__WHAT THE TASK ASKS__
All of the data should be output character for character, except the pictures.

__RECORDS PROVIDED__
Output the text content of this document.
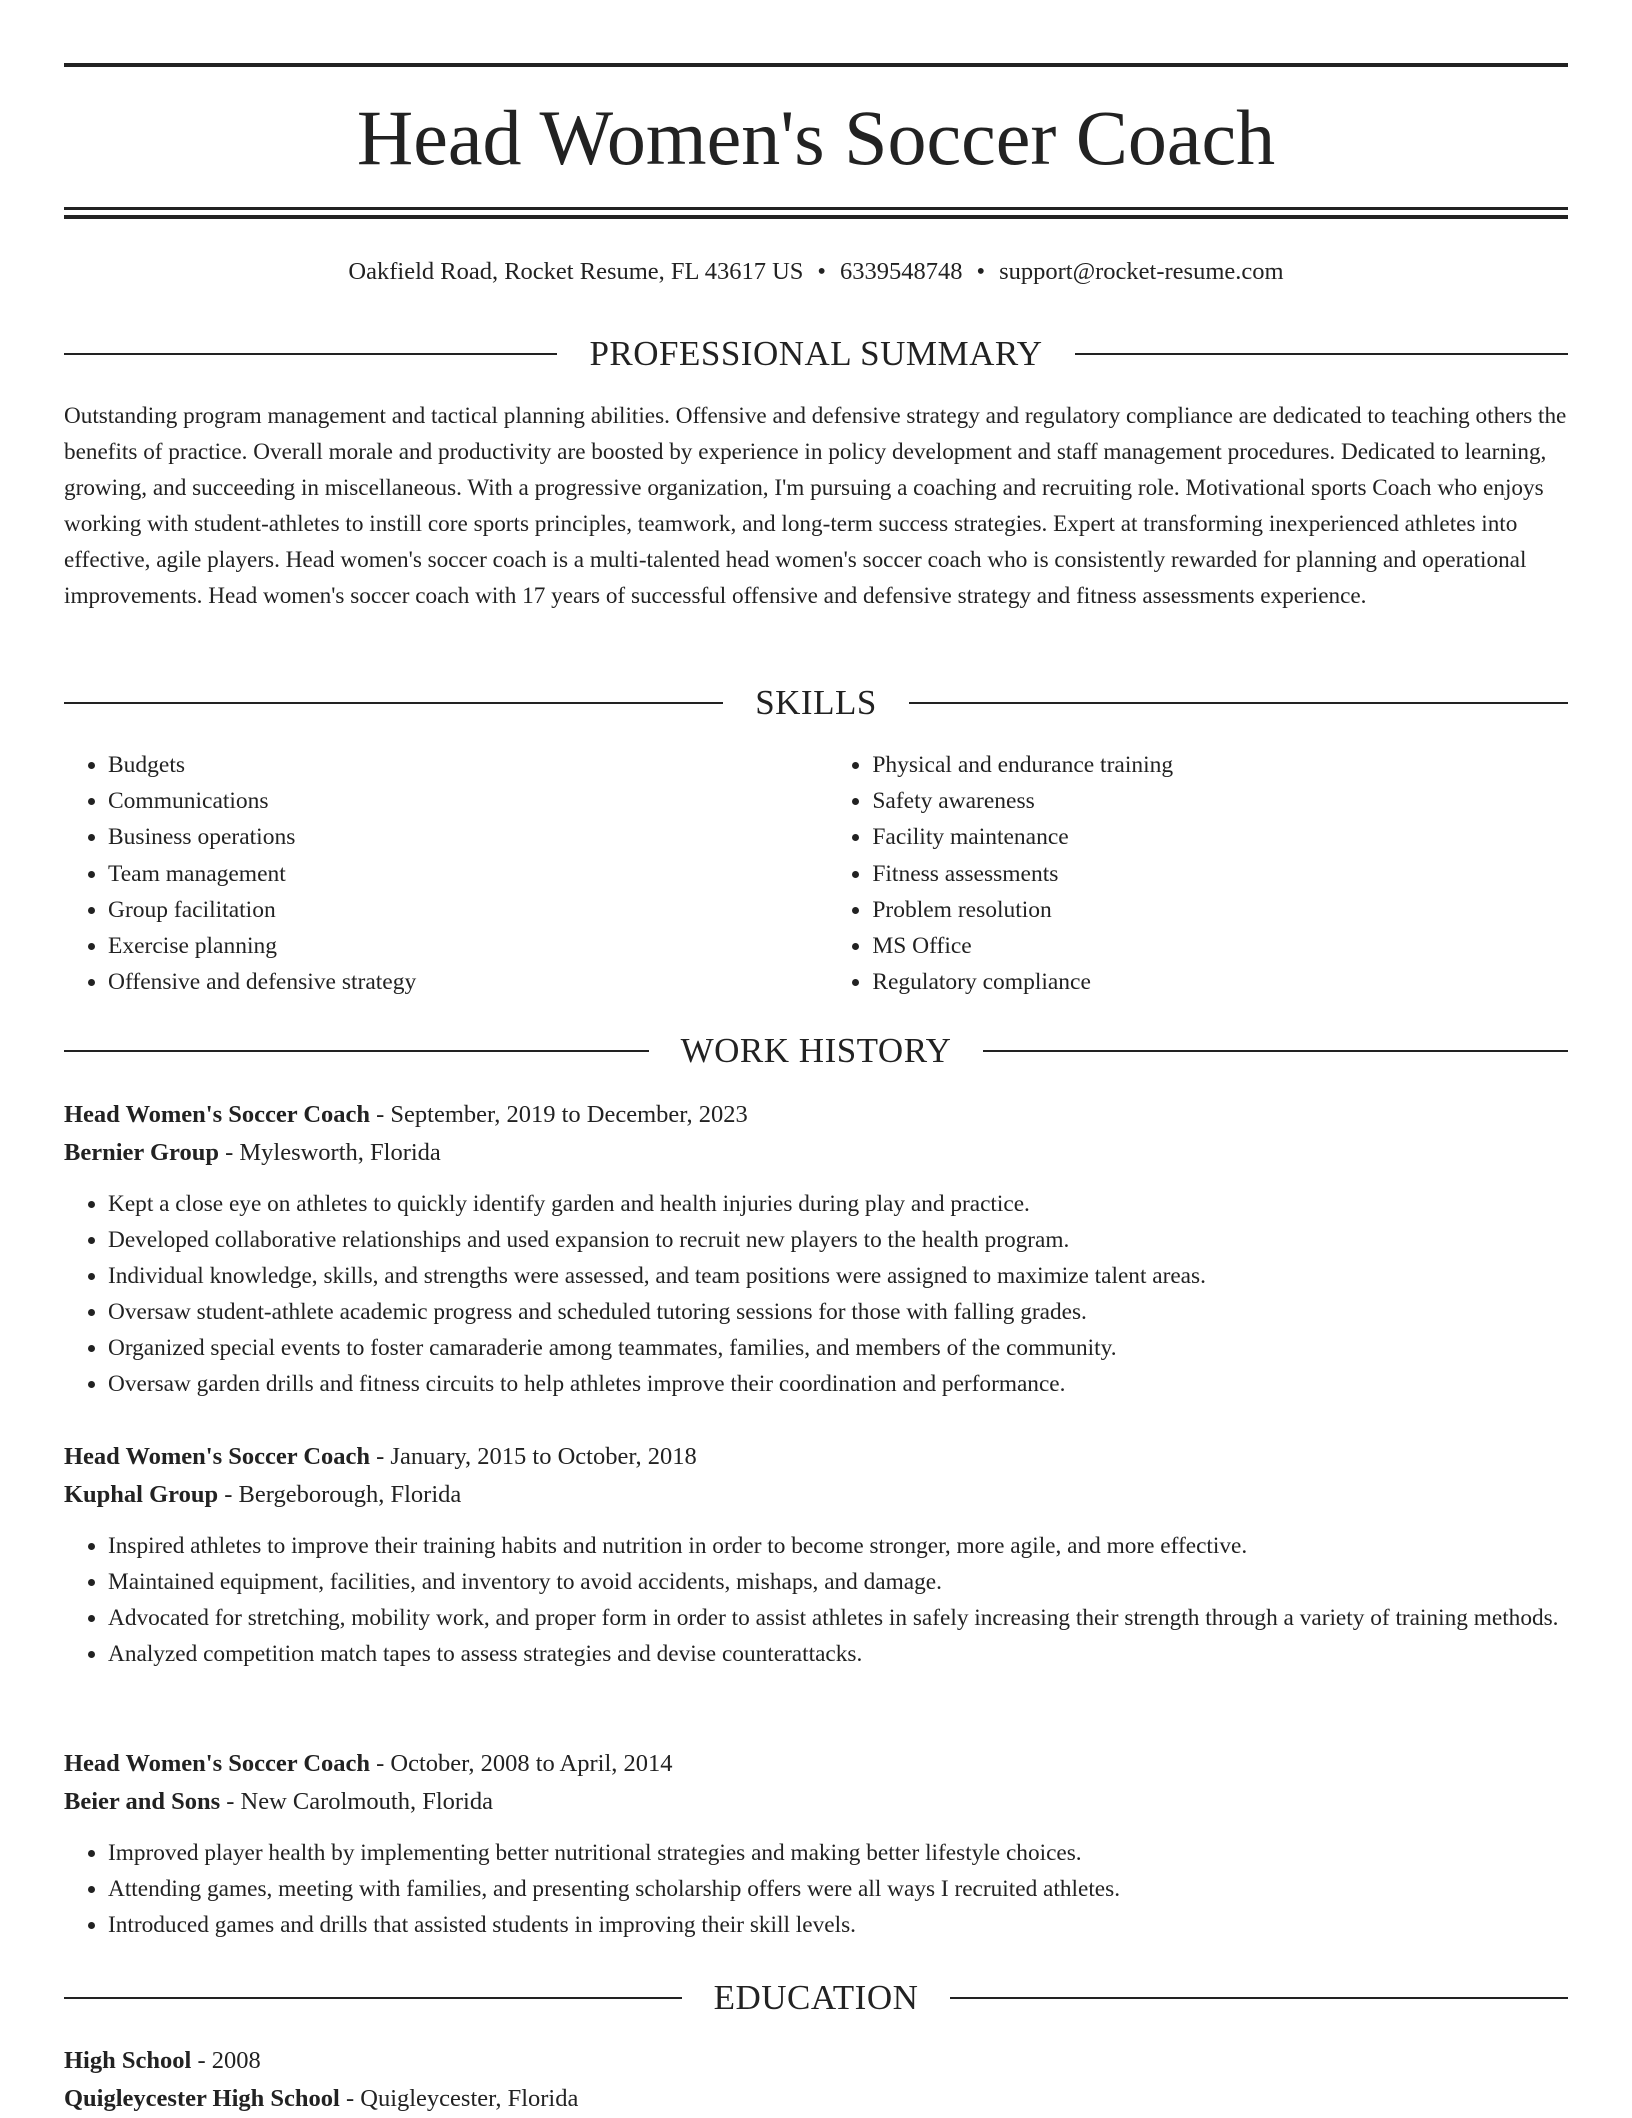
Head Women's Soccer Coach
Oakfield Road, Rocket Resume, FL 43617 US • 6339548748 • support@rocket-resume.com
PROFESSIONAL SUMMARY
Outstanding program management and tactical planning abilities. Offensive and defensive strategy and regulatory compliance are dedicated to teaching others the benefits of practice. Overall morale and productivity are boosted by experience in policy development and staff management procedures. Dedicated to learning, growing, and succeeding in miscellaneous. With a progressive organization, I'm pursuing a coaching and recruiting role. Motivational sports Coach who enjoys working with student-athletes to instill core sports principles, teamwork, and long-term success strategies. Expert at transforming inexperienced athletes into effective, agile players. Head women's soccer coach is a multi-talented head women's soccer coach who is consistently rewarded for planning and operational improvements. Head women's soccer coach with 17 years of successful offensive and defensive strategy and fitness assessments experience.
SKILLS
• Budgets
• Communications
• Business operations
• Team management
• Group facilitation
• Exercise planning
• Offensive and defensive strategy
• Physical and endurance training
• Safety awareness
• Facility maintenance
• Fitness assessments
• Problem resolution
• MS Office
• Regulatory compliance
WORK HISTORY
Head Women's Soccer Coach - September, 2019 to December, 2023
Bernier Group - Mylesworth, Florida
• Kept a close eye on athletes to quickly identify garden and health injuries during play and practice.
• Developed collaborative relationships and used expansion to recruit new players to the health program.
• Individual knowledge, skills, and strengths were assessed, and team positions were assigned to maximize talent areas.
• Oversaw student-athlete academic progress and scheduled tutoring sessions for those with falling grades.
• Organized special events to foster camaraderie among teammates, families, and members of the community.
• Oversaw garden drills and fitness circuits to help athletes improve their coordination and performance.
Head Women's Soccer Coach - January, 2015 to October, 2018
Kuphal Group - Bergeborough, Florida
• Inspired athletes to improve their training habits and nutrition in order to become stronger, more agile, and more effective.
• Maintained equipment, facilities, and inventory to avoid accidents, mishaps, and damage.
• Advocated for stretching, mobility work, and proper form in order to assist athletes in safely increasing their strength through a variety of training methods.
• Analyzed competition match tapes to assess strategies and devise counterattacks.
Head Women's Soccer Coach - October, 2008 to April, 2014
Beier and Sons - New Carolmouth, Florida
• Improved player health by implementing better nutritional strategies and making better lifestyle choices.
• Attending games, meeting with families, and presenting scholarship offers were all ways I recruited athletes.
• Introduced games and drills that assisted students in improving their skill levels.
EDUCATION
High School - 2008
Quigleycester High School - Quigleycester, Florida
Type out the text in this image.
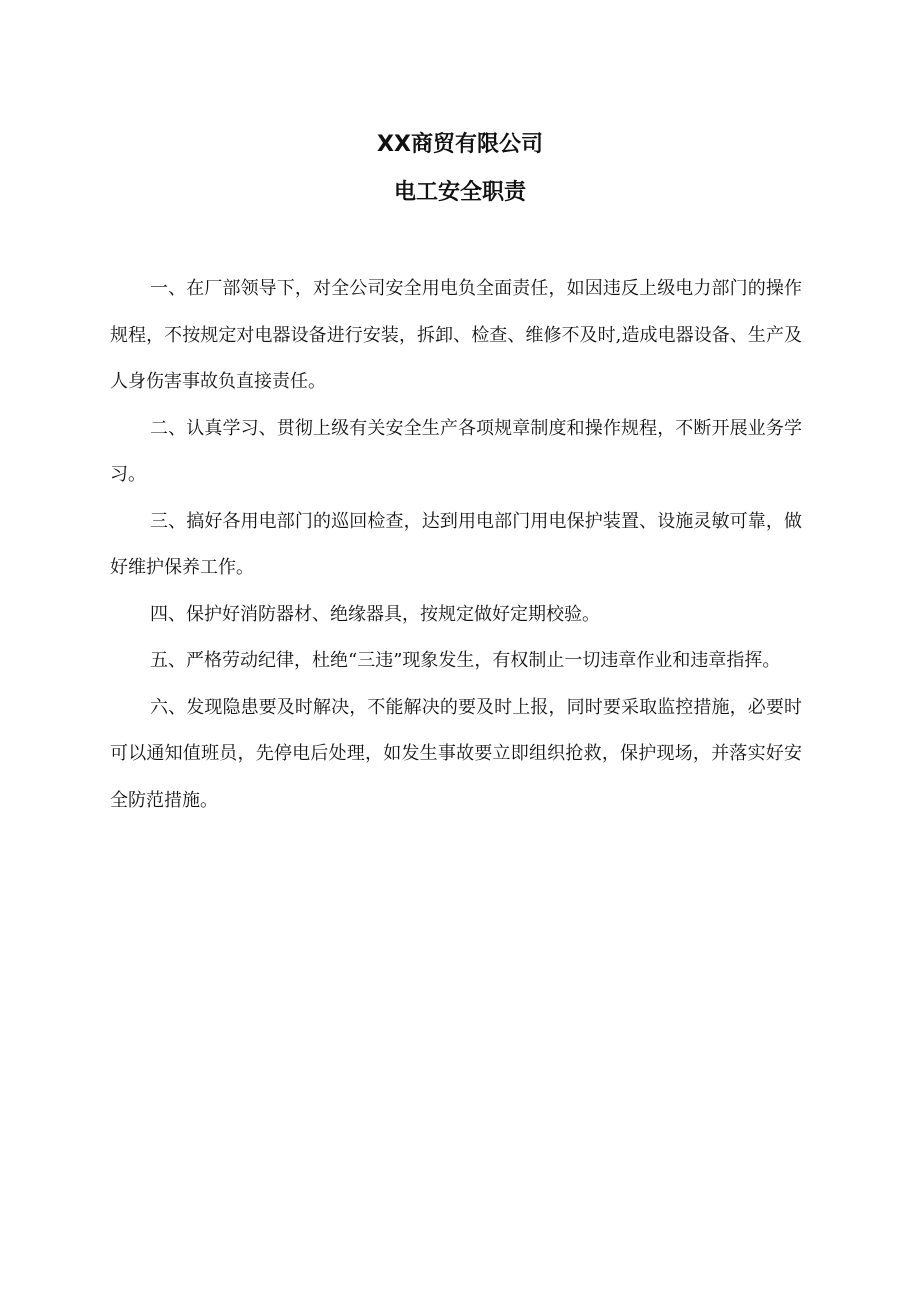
XX商贸有限公司
电工安全职责

一、在厂部领导下，对全公司安全用电负全面责任，如因违反上级电力部门的操作规程，不按规定对电器设备进行安装，拆卸、检查、维修不及时,造成电器设备、生产及人身伤害事故负直接责任。

二、认真学习、贯彻上级有关安全生产各项规章制度和操作规程，不断开展业务学习。

三、搞好各用电部门的巡回检查，达到用电部门用电保护装置、设施灵敏可靠，做好维护保养工作。

四、保护好消防器材、绝缘器具，按规定做好定期校验。

五、严格劳动纪律，杜绝“三违”现象发生，有权制止一切违章作业和违章指挥。

六、发现隐患要及时解决，不能解决的要及时上报，同时要采取监控措施，必要时可以通知值班员，先停电后处理，如发生事故要立即组织抢救，保护现场，并落实好安全防范措施。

__TASK ANSWER__
Output the text content of this document.
Head Women's Soccer Coach
Oakfield Road, Rocket Resume, FL 43617 US • 6339548748 • support@rocket-resume.com
PROFESSIONAL SUMMARY
Outstanding program management and tactical planning abilities. Offensive and defensive strategy and regulatory compliance are dedicated to teaching others the benefits of practice. Overall morale and productivity are boosted by experience in policy development and staff management procedures. Dedicated to learning, growing, and succeeding in miscellaneous. With a progressive organization, I'm pursuing a coaching and recruiting role. Motivational sports Coach who enjoys working with student-athletes to instill core sports principles, teamwork, and long-term success strategies. Expert at transforming inexperienced athletes into effective, agile players. Head women's soccer coach is a multi-talented head women's soccer coach who is consistently rewarded for planning and operational improvements. Head women's soccer coach with 17 years of successful offensive and defensive strategy and fitness assessments experience.
SKILLS
• Budgets
• Communications
• Business operations
• Team management
• Group facilitation
• Exercise planning
• Offensive and defensive strategy
• Physical and endurance training
• Safety awareness
• Facility maintenance
• Fitness assessments
• Problem resolution
• MS Office
• Regulatory compliance
WORK HISTORY
Head Women's Soccer Coach - September, 2019 to December, 2023
Bernier Group - Mylesworth, Florida
• Kept a close eye on athletes to quickly identify garden and health injuries during play and practice.
• Developed collaborative relationships and used expansion to recruit new players to the health program.
• Individual knowledge, skills, and strengths were assessed, and team positions were assigned to maximize talent areas.
• Oversaw student-athlete academic progress and scheduled tutoring sessions for those with falling grades.
• Organized special events to foster camaraderie among teammates, families, and members of the community.
• Oversaw garden drills and fitness circuits to help athletes improve their coordination and performance.
Head Women's Soccer Coach - January, 2015 to October, 2018
Kuphal Group - Bergeborough, Florida
• Inspired athletes to improve their training habits and nutrition in order to become stronger, more agile, and more effective.
• Maintained equipment, facilities, and inventory to avoid accidents, mishaps, and damage.
• Advocated for stretching, mobility work, and proper form in order to assist athletes in safely increasing their strength through a variety of training methods.
• Analyzed competition match tapes to assess strategies and devise counterattacks.
Head Women's Soccer Coach - October, 2008 to April, 2014
Beier and Sons - New Carolmouth, Florida
• Improved player health by implementing better nutritional strategies and making better lifestyle choices.
• Attending games, meeting with families, and presenting scholarship offers were all ways I recruited athletes.
• Introduced games and drills that assisted students in improving their skill levels.
EDUCATION
High School - 2008
Quigleycester High School - Quigleycester, Florida
Type out the text in this image.
XX商贸有限公司
电工安全职责

一、在厂部领导下，对全公司安全用电负全面责任，如因违反上级电力部门的操作规程，不按规定对电器设备进行安装，拆卸、检查、维修不及时,造成电器设备、生产及人身伤害事故负直接责任。

二、认真学习、贯彻上级有关安全生产各项规章制度和操作规程，不断开展业务学习。

三、搞好各用电部门的巡回检查，达到用电部门用电保护装置、设施灵敏可靠，做好维护保养工作。

四、保护好消防器材、绝缘器具，按规定做好定期校验。

五、严格劳动纪律，杜绝“三违”现象发生，有权制止一切违章作业和违章指挥。

六、发现隐患要及时解决，不能解决的要及时上报，同时要采取监控措施，必要时可以通知值班员，先停电后处理，如发生事故要立即组织抢救，保护现场，并落实好安全防范措施。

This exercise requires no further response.